▶ [TEXT SHOWN]

= Beginning of Section =

Students from low-income families pay the price
4 May 2012
Media Release:
Students from low-income families pay the price
The budget changes to student loans and allowances foreshadowed by Tertiary Education Minister Stephen Joyce reinforce the difficulties faced by students from low-income families in accessing quality tertiary education.
The four-year freeze on the parental-income threshold for access to the student allowance will mean the struggle for these students gets that much tougher as inflation cuts their access to what is already a minimal payment.
Similarly the refusal to extend the student allowance beyond four years makes it harder for students from low-income families to enter the longer, more expensive courses such as medicine or optometry. They will be left high and dry after four years.
These students, often Maori and Pacifica students, are already on the margin in terms of representation in higher level tertiary study and the hard work done by families and schools in low-income communities to get them into high-quality tertiary education study will be further undermined with these changes.

= End of Section =

(Saved data entries)
= Beginning of Section =

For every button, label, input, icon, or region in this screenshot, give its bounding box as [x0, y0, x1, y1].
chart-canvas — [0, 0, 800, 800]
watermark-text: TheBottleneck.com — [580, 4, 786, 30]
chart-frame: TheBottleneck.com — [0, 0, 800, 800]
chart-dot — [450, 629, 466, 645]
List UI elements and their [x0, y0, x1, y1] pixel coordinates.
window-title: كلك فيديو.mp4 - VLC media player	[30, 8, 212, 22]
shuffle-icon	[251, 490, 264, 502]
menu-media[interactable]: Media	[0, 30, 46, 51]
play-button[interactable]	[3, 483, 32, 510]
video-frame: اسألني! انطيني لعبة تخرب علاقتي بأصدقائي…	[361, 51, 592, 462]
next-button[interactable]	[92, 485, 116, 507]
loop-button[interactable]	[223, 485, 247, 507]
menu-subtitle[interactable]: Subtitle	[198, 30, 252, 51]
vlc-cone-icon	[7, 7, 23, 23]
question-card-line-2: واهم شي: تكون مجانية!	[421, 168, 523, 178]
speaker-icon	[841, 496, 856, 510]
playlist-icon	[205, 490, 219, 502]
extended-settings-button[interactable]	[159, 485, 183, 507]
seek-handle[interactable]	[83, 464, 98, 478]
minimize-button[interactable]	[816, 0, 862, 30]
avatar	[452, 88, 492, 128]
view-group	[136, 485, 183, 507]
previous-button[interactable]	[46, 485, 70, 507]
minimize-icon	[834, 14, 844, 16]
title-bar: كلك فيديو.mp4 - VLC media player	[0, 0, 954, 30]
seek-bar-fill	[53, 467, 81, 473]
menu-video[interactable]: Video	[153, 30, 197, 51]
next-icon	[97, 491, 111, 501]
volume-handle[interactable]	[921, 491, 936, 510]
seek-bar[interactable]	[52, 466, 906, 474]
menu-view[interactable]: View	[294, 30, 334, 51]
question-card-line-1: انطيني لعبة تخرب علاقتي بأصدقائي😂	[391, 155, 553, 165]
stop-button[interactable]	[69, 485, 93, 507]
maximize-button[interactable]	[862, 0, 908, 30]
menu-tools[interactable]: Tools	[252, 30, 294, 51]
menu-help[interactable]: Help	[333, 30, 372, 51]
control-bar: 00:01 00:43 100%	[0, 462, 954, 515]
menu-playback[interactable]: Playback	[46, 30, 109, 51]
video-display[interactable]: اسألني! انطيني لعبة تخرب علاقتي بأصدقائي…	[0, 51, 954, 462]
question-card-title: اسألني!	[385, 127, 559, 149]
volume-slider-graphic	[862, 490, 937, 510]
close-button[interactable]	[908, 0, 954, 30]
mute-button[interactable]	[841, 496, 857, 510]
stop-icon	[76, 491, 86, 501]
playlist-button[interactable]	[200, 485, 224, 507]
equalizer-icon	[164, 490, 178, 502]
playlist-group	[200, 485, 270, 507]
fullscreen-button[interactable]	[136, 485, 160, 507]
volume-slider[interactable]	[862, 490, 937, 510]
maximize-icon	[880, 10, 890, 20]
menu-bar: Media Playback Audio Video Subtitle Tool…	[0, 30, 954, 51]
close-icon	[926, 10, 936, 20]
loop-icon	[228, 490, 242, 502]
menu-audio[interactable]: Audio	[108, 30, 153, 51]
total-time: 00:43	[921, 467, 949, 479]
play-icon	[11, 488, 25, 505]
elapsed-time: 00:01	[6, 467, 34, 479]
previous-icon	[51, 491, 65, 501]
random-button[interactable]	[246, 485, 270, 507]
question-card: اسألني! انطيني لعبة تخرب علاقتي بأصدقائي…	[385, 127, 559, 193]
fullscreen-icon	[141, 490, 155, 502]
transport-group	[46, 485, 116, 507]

= End of Section =

▶ [STUDY QUESTIONS]
1. Reproduce verbatim the media release on student support, everything from "The four-year freeze" down to "after four years.".
2. Write the next part of the media release on student support, starting after its final sentence.

▶ [WRITTEN ANSWERS]
1.
The four-year freeze on the parental-income threshold for access to the student allowance will mean the struggle for these students gets that much tougher as inflation cuts their access to what is already a minimal payment.
Similarly the refusal to extend the student allowance beyond four years makes it harder for students from low-income families to enter the longer, more expensive courses such as medicine or optometry. They will be left high and dry after four years.

2.
At the other end the post-graduate road is tougher as well with repayment requirements up 20% to 12% of earnings over $19,084. This will shorten repayment times but make a post-graduate experience that much more difficult.
The government’s arguments for the changes don’t stack up. Yes, we are in an economic recession but the government’s priority was $2 billion in tax cuts for the top 10% of income earners two years ago with the shortfall to be picked up in this case by tertiary students from low-income families.
We should be removing barriers to tertiary education for these young New Zealanders rather than adding barbed wire and broken glass to the top.